* Begin Task input *

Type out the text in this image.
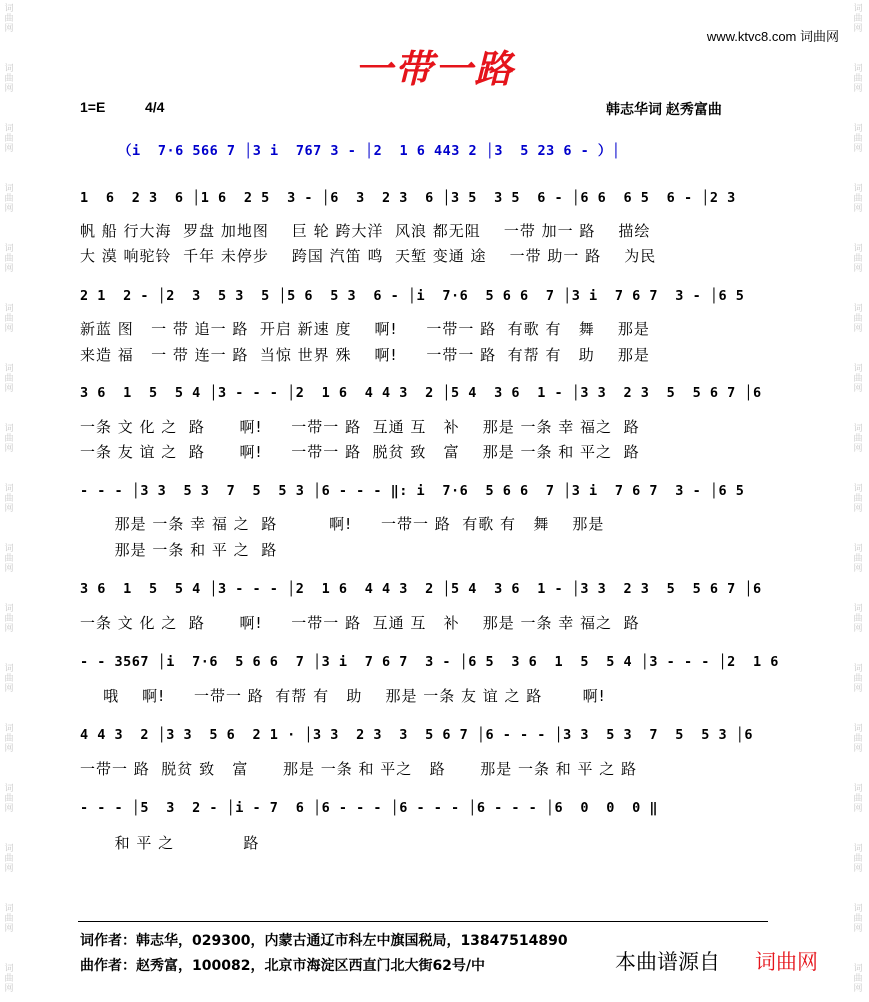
词
曲
网
词
曲
网
词
曲
网
词
曲
网
词
曲
网
词
曲
网
词
曲
网
词
曲
网
词
曲
网
词
曲
网
词
曲
网
词
曲
网
词
曲
网
词
曲
网
词
曲
网
词
曲
网
词
曲
网
词
曲
网
词
曲
网
词
曲
网
词
曲
网
词
曲
网
词
曲
网
词
曲
网
词
曲
网
词
曲
网
词
曲
网
词
曲
网
词
曲
网
词
曲
网
词
曲
网
词
曲
网
词
曲
网
词
曲
网
www.ktvc8.com 词曲网
一带一路
1=E	4/4	韩志华词 赵秀富曲
（i  7·6 566 7 │3 i  767 3 - │2  1 6 443 2 │3  5 23 6 - ）│
1  6  2 3  6 │1 6  2 5  3 - │6  3  2 3  6 │3 5  3 5  6 - │6 6  6 5  6 - │2 3
帆 船 行大海  罗盘 加地图    巨 轮 跨大洋  风浪 都无阻    一带 加一 路    描绘
大 漠 响驼铃  千年 未停步    跨国 汽笛 鸣  天堑 变通 途    一带 助一 路    为民
2 1  2 - │2  3  5 3  5 │5 6  5 3  6 - │i  7·6  5 6 6  7 │3 i  7 6 7  3 - │6 5
新蓝 图   一 带 追一 路  开启 新速 度    啊!     一带一 路  有歌 有   舞    那是
来造 福   一 带 连一 路  当惊 世界 殊    啊!     一带一 路  有帮 有   助    那是
3 6  1  5  5 4 │3 - - - │2  1 6  4 4 3  2 │5 4  3 6  1 - │3 3  2 3  5  5 6 7 │6
一条 文 化 之  路      啊!     一带一 路  互通 互   补    那是 一条 幸 福之  路
一条 友 谊 之  路      啊!     一带一 路  脱贫 致   富    那是 一条 和 平之  路
- - - │3 3  5 3  7  5  5 3 │6 - - - ‖: i  7·6  5 6 6  7 │3 i  7 6 7  3 - │6 5
那是 一条 幸 福 之  路         啊!     一带一 路  有歌 有   舞    那是
那是 一条 和 平 之  路
3 6  1  5  5 4 │3 - - - │2  1 6  4 4 3  2 │5 4  3 6  1 - │3 3  2 3  5  5 6 7 │6
一条 文 化 之  路      啊!     一带一 路  互通 互   补    那是 一条 幸 福之  路
- - 3567 │i  7·6  5 6 6  7 │3 i  7 6 7  3 - │6 5  3 6  1  5  5 4 │3 - - - │2  1 6
哦    啊!     一带一 路  有帮 有   助    那是 一条 友 谊 之 路       啊!
4 4 3  2 │3 3  5 6  2 1 · │3 3  2 3  3  5 6 7 │6 - - - │3 3  5 3  7  5  5 3 │6
一带一 路  脱贫 致   富      那是 一条 和 平之   路      那是 一条 和 平 之 路
- - - │5  3  2 - │i - 7  6 │6 - - - │6 - - - │6 - - - │6  0  0  0 ‖
和 平 之            路
词作者：韩志华，029300，内蒙古通辽市科左中旗国税局，13847514890
曲作者：赵秀富，100082，北京市海淀区西直门北大街62号/中	本曲谱源自 词曲网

* End Task input *

Given request => Print the complete listing exactly, apart from any pictures.

Answer =>
Type out the text in this image.
词
曲
网
词
曲
网
词
曲
网
词
曲
网
词
曲
网
词
曲
网
词
曲
网
词
曲
网
词
曲
网
词
曲
网
词
曲
网
词
曲
网
词
曲
网
词
曲
网
词
曲
网
词
曲
网
词
曲
网
词
曲
网
词
曲
网
词
曲
网
词
曲
网
词
曲
网
词
曲
网
词
曲
网
词
曲
网
词
曲
网
词
曲
网
词
曲
网
词
曲
网
词
曲
网
词
曲
网
词
曲
网
词
曲
网
词
曲
网
www.ktvc8.com 词曲网
一带一路
1=E	4/4	韩志华词 赵秀富曲
（i  7·6 566 7 │3 i  767 3 - │2  1 6 443 2 │3  5 23 6 - ）│
1  6  2 3  6 │1 6  2 5  3 - │6  3  2 3  6 │3 5  3 5  6 - │6 6  6 5  6 - │2 3
帆 船 行大海  罗盘 加地图    巨 轮 跨大洋  风浪 都无阻    一带 加一 路    描绘
大 漠 响驼铃  千年 未停步    跨国 汽笛 鸣  天堑 变通 途    一带 助一 路    为民
2 1  2 - │2  3  5 3  5 │5 6  5 3  6 - │i  7·6  5 6 6  7 │3 i  7 6 7  3 - │6 5
新蓝 图   一 带 追一 路  开启 新速 度    啊!     一带一 路  有歌 有   舞    那是
来造 福   一 带 连一 路  当惊 世界 殊    啊!     一带一 路  有帮 有   助    那是
3 6  1  5  5 4 │3 - - - │2  1 6  4 4 3  2 │5 4  3 6  1 - │3 3  2 3  5  5 6 7 │6
一条 文 化 之  路      啊!     一带一 路  互通 互   补    那是 一条 幸 福之  路
一条 友 谊 之  路      啊!     一带一 路  脱贫 致   富    那是 一条 和 平之  路
- - - │3 3  5 3  7  5  5 3 │6 - - - ‖: i  7·6  5 6 6  7 │3 i  7 6 7  3 - │6 5
那是 一条 幸 福 之  路         啊!     一带一 路  有歌 有   舞    那是
那是 一条 和 平 之  路
3 6  1  5  5 4 │3 - - - │2  1 6  4 4 3  2 │5 4  3 6  1 - │3 3  2 3  5  5 6 7 │6
一条 文 化 之  路      啊!     一带一 路  互通 互   补    那是 一条 幸 福之  路
- - 3567 │i  7·6  5 6 6  7 │3 i  7 6 7  3 - │6 5  3 6  1  5  5 4 │3 - - - │2  1 6
哦    啊!     一带一 路  有帮 有   助    那是 一条 友 谊 之 路       啊!
4 4 3  2 │3 3  5 6  2 1 · │3 3  2 3  3  5 6 7 │6 - - - │3 3  5 3  7  5  5 3 │6
一带一 路  脱贫 致   富      那是 一条 和 平之   路      那是 一条 和 平 之 路
- - - │5  3  2 - │i - 7  6 │6 - - - │6 - - - │6 - - - │6  0  0  0 ‖
和 平 之            路
词作者：韩志华，029300，内蒙古通辽市科左中旗国税局，13847514890
曲作者：赵秀富，100082，北京市海淀区西直门北大街62号/中	本曲谱源自 词曲网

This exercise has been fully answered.